## What to do
How many lines in the records below contain the word "Internet"? Give only the number.
═════ The records
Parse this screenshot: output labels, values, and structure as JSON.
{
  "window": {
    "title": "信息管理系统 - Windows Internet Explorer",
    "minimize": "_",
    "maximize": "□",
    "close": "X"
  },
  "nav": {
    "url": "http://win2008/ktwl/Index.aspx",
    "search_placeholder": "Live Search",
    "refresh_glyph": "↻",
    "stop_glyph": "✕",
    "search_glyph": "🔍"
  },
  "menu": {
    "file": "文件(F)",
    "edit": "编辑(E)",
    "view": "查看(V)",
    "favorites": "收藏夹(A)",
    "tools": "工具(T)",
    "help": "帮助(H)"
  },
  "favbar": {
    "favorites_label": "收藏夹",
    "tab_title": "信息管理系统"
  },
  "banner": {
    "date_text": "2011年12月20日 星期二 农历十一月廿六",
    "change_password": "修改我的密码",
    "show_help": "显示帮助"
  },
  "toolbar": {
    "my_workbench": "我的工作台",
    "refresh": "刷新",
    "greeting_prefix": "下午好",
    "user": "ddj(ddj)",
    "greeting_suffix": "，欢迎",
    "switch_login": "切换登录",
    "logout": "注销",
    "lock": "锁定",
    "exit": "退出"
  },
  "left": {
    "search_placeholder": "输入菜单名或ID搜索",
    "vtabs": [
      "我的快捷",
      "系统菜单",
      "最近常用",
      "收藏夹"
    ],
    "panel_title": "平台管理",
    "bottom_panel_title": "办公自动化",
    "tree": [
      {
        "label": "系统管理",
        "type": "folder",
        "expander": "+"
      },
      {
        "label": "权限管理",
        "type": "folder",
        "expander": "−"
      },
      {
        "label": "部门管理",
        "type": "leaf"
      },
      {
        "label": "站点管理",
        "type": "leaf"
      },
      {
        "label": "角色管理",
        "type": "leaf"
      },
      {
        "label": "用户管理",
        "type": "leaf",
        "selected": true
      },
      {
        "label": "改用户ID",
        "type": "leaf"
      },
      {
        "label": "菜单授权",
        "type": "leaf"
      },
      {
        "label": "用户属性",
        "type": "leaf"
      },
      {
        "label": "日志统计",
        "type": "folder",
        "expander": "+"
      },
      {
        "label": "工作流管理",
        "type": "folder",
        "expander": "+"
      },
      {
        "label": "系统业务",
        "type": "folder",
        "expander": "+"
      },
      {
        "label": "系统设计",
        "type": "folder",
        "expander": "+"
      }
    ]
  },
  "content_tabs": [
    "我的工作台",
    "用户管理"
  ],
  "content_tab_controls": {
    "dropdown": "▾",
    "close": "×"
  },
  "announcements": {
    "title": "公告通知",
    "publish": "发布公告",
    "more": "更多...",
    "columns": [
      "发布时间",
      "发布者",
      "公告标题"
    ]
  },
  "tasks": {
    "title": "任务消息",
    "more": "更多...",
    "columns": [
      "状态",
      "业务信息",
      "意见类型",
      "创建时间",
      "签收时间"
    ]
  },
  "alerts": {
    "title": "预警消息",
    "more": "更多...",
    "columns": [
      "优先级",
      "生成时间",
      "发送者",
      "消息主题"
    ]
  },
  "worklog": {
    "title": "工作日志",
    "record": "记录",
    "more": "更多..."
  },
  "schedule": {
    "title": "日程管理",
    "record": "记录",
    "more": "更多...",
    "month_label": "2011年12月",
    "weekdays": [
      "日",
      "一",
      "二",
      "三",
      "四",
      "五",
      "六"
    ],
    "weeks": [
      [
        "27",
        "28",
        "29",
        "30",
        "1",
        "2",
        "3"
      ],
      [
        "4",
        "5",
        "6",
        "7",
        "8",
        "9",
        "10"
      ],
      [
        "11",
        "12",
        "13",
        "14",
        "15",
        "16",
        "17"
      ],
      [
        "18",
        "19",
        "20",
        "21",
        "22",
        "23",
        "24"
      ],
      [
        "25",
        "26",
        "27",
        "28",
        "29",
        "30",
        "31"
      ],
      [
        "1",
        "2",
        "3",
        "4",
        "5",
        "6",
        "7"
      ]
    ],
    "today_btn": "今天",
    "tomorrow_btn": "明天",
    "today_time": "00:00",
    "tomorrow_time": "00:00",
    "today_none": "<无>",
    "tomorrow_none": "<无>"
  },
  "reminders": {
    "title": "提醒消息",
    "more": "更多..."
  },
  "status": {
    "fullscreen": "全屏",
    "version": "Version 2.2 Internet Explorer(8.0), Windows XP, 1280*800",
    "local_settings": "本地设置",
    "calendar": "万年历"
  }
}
══════════
## Task result
2